▸ **What to produce**: Write every line of the material out exactly as shown.

# START OF Supplied entries

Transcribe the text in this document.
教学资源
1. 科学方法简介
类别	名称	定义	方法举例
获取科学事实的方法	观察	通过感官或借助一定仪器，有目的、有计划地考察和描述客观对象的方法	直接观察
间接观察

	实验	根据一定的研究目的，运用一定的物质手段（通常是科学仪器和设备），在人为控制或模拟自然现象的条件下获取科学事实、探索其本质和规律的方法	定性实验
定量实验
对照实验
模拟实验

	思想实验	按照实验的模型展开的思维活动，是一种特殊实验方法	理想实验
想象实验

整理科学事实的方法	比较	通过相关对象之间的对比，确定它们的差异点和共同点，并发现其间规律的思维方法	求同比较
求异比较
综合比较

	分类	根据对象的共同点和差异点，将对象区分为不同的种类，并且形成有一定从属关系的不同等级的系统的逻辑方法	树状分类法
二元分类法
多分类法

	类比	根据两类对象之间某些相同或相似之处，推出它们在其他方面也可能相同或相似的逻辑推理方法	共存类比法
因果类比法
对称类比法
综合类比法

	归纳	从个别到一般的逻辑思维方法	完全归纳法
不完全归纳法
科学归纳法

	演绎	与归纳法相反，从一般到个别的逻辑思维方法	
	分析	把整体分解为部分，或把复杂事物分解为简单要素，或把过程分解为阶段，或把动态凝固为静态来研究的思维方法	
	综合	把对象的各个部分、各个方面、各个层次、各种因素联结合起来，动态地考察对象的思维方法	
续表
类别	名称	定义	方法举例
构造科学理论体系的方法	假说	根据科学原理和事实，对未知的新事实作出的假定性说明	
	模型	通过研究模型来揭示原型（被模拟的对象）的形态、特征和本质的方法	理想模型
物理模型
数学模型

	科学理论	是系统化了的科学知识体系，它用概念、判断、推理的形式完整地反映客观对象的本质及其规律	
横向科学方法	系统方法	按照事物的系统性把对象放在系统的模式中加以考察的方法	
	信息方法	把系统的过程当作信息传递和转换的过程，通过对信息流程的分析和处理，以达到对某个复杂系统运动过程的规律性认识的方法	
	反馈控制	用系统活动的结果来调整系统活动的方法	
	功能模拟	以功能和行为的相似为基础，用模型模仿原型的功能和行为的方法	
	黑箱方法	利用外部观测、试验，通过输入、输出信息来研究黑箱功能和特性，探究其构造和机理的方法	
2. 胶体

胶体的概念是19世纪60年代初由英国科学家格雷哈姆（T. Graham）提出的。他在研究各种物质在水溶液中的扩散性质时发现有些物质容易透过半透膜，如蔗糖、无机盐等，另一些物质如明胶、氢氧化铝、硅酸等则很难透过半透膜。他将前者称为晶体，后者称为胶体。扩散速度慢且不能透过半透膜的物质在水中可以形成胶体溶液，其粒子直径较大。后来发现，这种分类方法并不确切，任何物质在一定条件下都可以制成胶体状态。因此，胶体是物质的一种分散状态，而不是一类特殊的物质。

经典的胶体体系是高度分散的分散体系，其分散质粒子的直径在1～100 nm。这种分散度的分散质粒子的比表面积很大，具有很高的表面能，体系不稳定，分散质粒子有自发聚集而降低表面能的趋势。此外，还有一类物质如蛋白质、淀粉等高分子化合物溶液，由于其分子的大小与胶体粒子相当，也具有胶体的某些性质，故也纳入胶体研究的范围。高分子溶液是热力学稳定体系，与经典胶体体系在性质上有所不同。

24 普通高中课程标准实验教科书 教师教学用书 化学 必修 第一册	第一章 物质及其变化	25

# END OF Supplied entries

▸ **Exercise response**:
Transcribe the text in this document.
教学资源
1. 科学方法简介
类别	名称	定义	方法举例
获取科学事实的方法	观察	通过感官或借助一定仪器，有目的、有计划地考察和描述客观对象的方法	直接观察
间接观察

	实验	根据一定的研究目的，运用一定的物质手段（通常是科学仪器和设备），在人为控制或模拟自然现象的条件下获取科学事实、探索其本质和规律的方法	定性实验
定量实验
对照实验
模拟实验

	思想实验	按照实验的模型展开的思维活动，是一种特殊实验方法	理想实验
想象实验

整理科学事实的方法	比较	通过相关对象之间的对比，确定它们的差异点和共同点，并发现其间规律的思维方法	求同比较
求异比较
综合比较

	分类	根据对象的共同点和差异点，将对象区分为不同的种类，并且形成有一定从属关系的不同等级的系统的逻辑方法	树状分类法
二元分类法
多分类法

	类比	根据两类对象之间某些相同或相似之处，推出它们在其他方面也可能相同或相似的逻辑推理方法	共存类比法
因果类比法
对称类比法
综合类比法

	归纳	从个别到一般的逻辑思维方法	完全归纳法
不完全归纳法
科学归纳法

	演绎	与归纳法相反，从一般到个别的逻辑思维方法	
	分析	把整体分解为部分，或把复杂事物分解为简单要素，或把过程分解为阶段，或把动态凝固为静态来研究的思维方法	
	综合	把对象的各个部分、各个方面、各个层次、各种因素联结合起来，动态地考察对象的思维方法	
续表
类别	名称	定义	方法举例
构造科学理论体系的方法	假说	根据科学原理和事实，对未知的新事实作出的假定性说明	
	模型	通过研究模型来揭示原型（被模拟的对象）的形态、特征和本质的方法	理想模型
物理模型
数学模型

	科学理论	是系统化了的科学知识体系，它用概念、判断、推理的形式完整地反映客观对象的本质及其规律	
横向科学方法	系统方法	按照事物的系统性把对象放在系统的模式中加以考察的方法	
	信息方法	把系统的过程当作信息传递和转换的过程，通过对信息流程的分析和处理，以达到对某个复杂系统运动过程的规律性认识的方法	
	反馈控制	用系统活动的结果来调整系统活动的方法	
	功能模拟	以功能和行为的相似为基础，用模型模仿原型的功能和行为的方法	
	黑箱方法	利用外部观测、试验，通过输入、输出信息来研究黑箱功能和特性，探究其构造和机理的方法	
2. 胶体

胶体的概念是19世纪60年代初由英国科学家格雷哈姆（T. Graham）提出的。他在研究各种物质在水溶液中的扩散性质时发现有些物质容易透过半透膜，如蔗糖、无机盐等，另一些物质如明胶、氢氧化铝、硅酸等则很难透过半透膜。他将前者称为晶体，后者称为胶体。扩散速度慢且不能透过半透膜的物质在水中可以形成胶体溶液，其粒子直径较大。后来发现，这种分类方法并不确切，任何物质在一定条件下都可以制成胶体状态。因此，胶体是物质的一种分散状态，而不是一类特殊的物质。

经典的胶体体系是高度分散的分散体系，其分散质粒子的直径在1～100 nm。这种分散度的分散质粒子的比表面积很大，具有很高的表面能，体系不稳定，分散质粒子有自发聚集而降低表面能的趋势。此外，还有一类物质如蛋白质、淀粉等高分子化合物溶液，由于其分子的大小与胶体粒子相当，也具有胶体的某些性质，故也纳入胶体研究的范围。高分子溶液是热力学稳定体系，与经典胶体体系在性质上有所不同。

24 普通高中课程标准实验教科书 教师教学用书 化学 必修 第一册	第一章 物质及其变化	25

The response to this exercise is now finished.